* start TASK INPUT *

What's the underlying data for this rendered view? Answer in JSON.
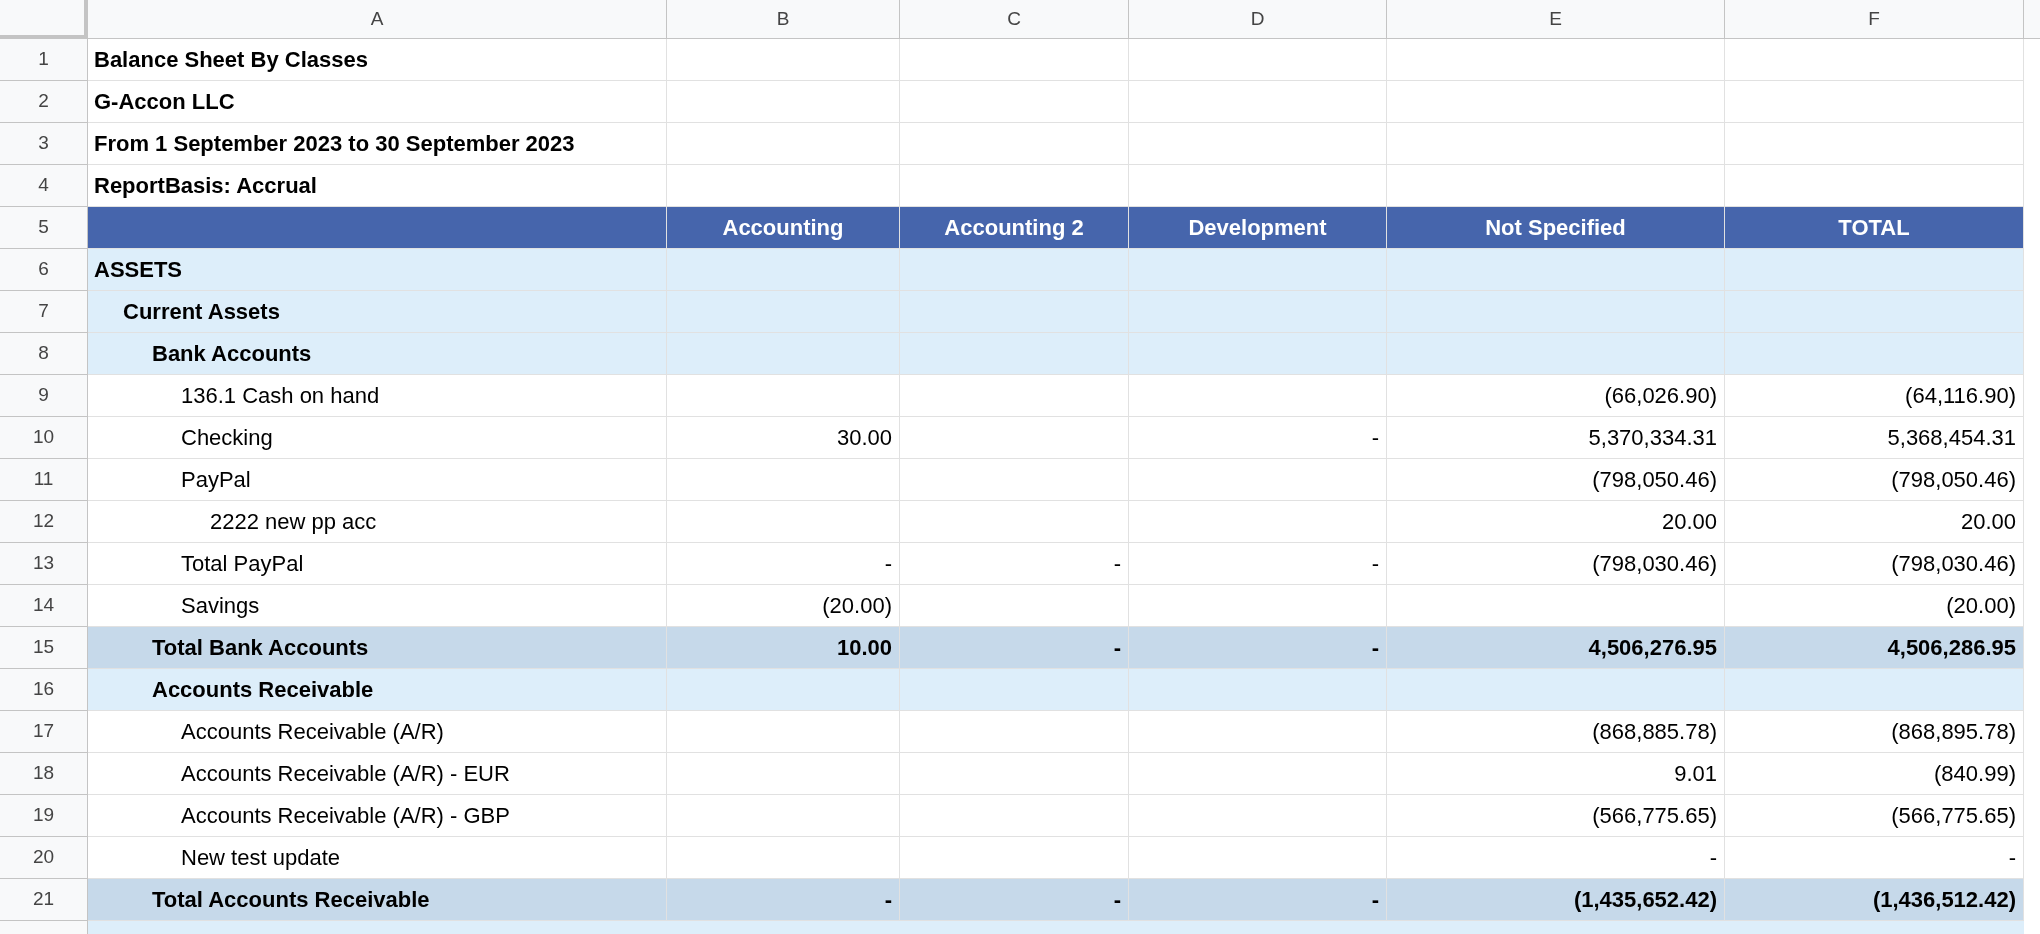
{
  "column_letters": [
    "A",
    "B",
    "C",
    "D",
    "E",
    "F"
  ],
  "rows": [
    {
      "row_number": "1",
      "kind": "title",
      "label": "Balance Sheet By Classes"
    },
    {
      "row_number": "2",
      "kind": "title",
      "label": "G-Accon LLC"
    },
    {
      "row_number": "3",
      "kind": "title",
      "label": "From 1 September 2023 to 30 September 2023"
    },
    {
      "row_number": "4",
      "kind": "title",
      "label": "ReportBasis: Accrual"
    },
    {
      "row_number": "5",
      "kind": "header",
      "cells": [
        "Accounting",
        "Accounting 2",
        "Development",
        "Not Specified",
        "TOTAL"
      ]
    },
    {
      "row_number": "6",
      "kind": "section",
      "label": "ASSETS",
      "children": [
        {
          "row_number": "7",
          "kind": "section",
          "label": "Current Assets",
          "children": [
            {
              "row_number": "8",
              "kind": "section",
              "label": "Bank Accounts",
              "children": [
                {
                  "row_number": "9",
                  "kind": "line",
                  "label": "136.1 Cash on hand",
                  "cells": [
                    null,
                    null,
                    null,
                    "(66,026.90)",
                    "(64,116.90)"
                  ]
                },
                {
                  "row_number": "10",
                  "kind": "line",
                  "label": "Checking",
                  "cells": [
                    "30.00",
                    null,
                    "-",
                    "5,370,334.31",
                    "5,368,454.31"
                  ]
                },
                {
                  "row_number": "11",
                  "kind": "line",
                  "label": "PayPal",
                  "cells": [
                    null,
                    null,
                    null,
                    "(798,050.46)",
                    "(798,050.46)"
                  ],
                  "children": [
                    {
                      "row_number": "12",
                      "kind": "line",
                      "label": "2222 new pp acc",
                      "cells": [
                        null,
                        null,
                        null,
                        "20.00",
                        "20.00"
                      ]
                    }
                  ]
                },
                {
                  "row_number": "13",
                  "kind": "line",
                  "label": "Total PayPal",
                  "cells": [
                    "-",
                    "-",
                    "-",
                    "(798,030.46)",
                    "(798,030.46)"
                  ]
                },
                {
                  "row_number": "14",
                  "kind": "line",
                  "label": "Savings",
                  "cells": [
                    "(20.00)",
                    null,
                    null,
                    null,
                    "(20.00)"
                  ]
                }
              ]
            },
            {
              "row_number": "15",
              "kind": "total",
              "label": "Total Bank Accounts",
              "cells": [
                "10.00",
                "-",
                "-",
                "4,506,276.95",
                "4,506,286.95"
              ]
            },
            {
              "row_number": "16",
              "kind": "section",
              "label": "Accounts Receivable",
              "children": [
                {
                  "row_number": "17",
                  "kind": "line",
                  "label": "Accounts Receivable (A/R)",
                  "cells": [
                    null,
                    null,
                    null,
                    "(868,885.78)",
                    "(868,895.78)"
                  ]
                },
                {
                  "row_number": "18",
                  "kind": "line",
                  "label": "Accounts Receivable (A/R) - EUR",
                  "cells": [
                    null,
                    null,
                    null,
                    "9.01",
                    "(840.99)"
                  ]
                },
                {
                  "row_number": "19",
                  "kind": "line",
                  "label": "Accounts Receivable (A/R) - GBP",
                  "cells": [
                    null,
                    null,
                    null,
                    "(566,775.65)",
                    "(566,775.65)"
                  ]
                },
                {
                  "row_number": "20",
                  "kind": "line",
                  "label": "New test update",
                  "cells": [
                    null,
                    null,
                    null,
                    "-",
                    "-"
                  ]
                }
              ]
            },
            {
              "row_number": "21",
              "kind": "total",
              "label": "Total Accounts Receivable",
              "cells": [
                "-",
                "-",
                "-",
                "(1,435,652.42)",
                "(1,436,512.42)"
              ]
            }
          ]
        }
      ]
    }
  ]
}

* end TASK INPUT *

#### WORK TO BE COMPLETED
Copy out the whole listing exactly, and don't carry over any pictures.

#### RESULT OF THE EXERCISE
What's the underlying data for this rendered view? Answer in JSON.
{
  "column_letters": [
    "A",
    "B",
    "C",
    "D",
    "E",
    "F"
  ],
  "rows": [
    {
      "row_number": "1",
      "kind": "title",
      "label": "Balance Sheet By Classes"
    },
    {
      "row_number": "2",
      "kind": "title",
      "label": "G-Accon LLC"
    },
    {
      "row_number": "3",
      "kind": "title",
      "label": "From 1 September 2023 to 30 September 2023"
    },
    {
      "row_number": "4",
      "kind": "title",
      "label": "ReportBasis: Accrual"
    },
    {
      "row_number": "5",
      "kind": "header",
      "cells": [
        "Accounting",
        "Accounting 2",
        "Development",
        "Not Specified",
        "TOTAL"
      ]
    },
    {
      "row_number": "6",
      "kind": "section",
      "label": "ASSETS",
      "children": [
        {
          "row_number": "7",
          "kind": "section",
          "label": "Current Assets",
          "children": [
            {
              "row_number": "8",
              "kind": "section",
              "label": "Bank Accounts",
              "children": [
                {
                  "row_number": "9",
                  "kind": "line",
                  "label": "136.1 Cash on hand",
                  "cells": [
                    null,
                    null,
                    null,
                    "(66,026.90)",
                    "(64,116.90)"
                  ]
                },
                {
                  "row_number": "10",
                  "kind": "line",
                  "label": "Checking",
                  "cells": [
                    "30.00",
                    null,
                    "-",
                    "5,370,334.31",
                    "5,368,454.31"
                  ]
                },
                {
                  "row_number": "11",
                  "kind": "line",
                  "label": "PayPal",
                  "cells": [
                    null,
                    null,
                    null,
                    "(798,050.46)",
                    "(798,050.46)"
                  ],
                  "children": [
                    {
                      "row_number": "12",
                      "kind": "line",
                      "label": "2222 new pp acc",
                      "cells": [
                        null,
                        null,
                        null,
                        "20.00",
                        "20.00"
                      ]
                    }
                  ]
                },
                {
                  "row_number": "13",
                  "kind": "line",
                  "label": "Total PayPal",
                  "cells": [
                    "-",
                    "-",
                    "-",
                    "(798,030.46)",
                    "(798,030.46)"
                  ]
                },
                {
                  "row_number": "14",
                  "kind": "line",
                  "label": "Savings",
                  "cells": [
                    "(20.00)",
                    null,
                    null,
                    null,
                    "(20.00)"
                  ]
                }
              ]
            },
            {
              "row_number": "15",
              "kind": "total",
              "label": "Total Bank Accounts",
              "cells": [
                "10.00",
                "-",
                "-",
                "4,506,276.95",
                "4,506,286.95"
              ]
            },
            {
              "row_number": "16",
              "kind": "section",
              "label": "Accounts Receivable",
              "children": [
                {
                  "row_number": "17",
                  "kind": "line",
                  "label": "Accounts Receivable (A/R)",
                  "cells": [
                    null,
                    null,
                    null,
                    "(868,885.78)",
                    "(868,895.78)"
                  ]
                },
                {
                  "row_number": "18",
                  "kind": "line",
                  "label": "Accounts Receivable (A/R) - EUR",
                  "cells": [
                    null,
                    null,
                    null,
                    "9.01",
                    "(840.99)"
                  ]
                },
                {
                  "row_number": "19",
                  "kind": "line",
                  "label": "Accounts Receivable (A/R) - GBP",
                  "cells": [
                    null,
                    null,
                    null,
                    "(566,775.65)",
                    "(566,775.65)"
                  ]
                },
                {
                  "row_number": "20",
                  "kind": "line",
                  "label": "New test update",
                  "cells": [
                    null,
                    null,
                    null,
                    "-",
                    "-"
                  ]
                }
              ]
            },
            {
              "row_number": "21",
              "kind": "total",
              "label": "Total Accounts Receivable",
              "cells": [
                "-",
                "-",
                "-",
                "(1,435,652.42)",
                "(1,436,512.42)"
              ]
            }
          ]
        }
      ]
    }
  ]
}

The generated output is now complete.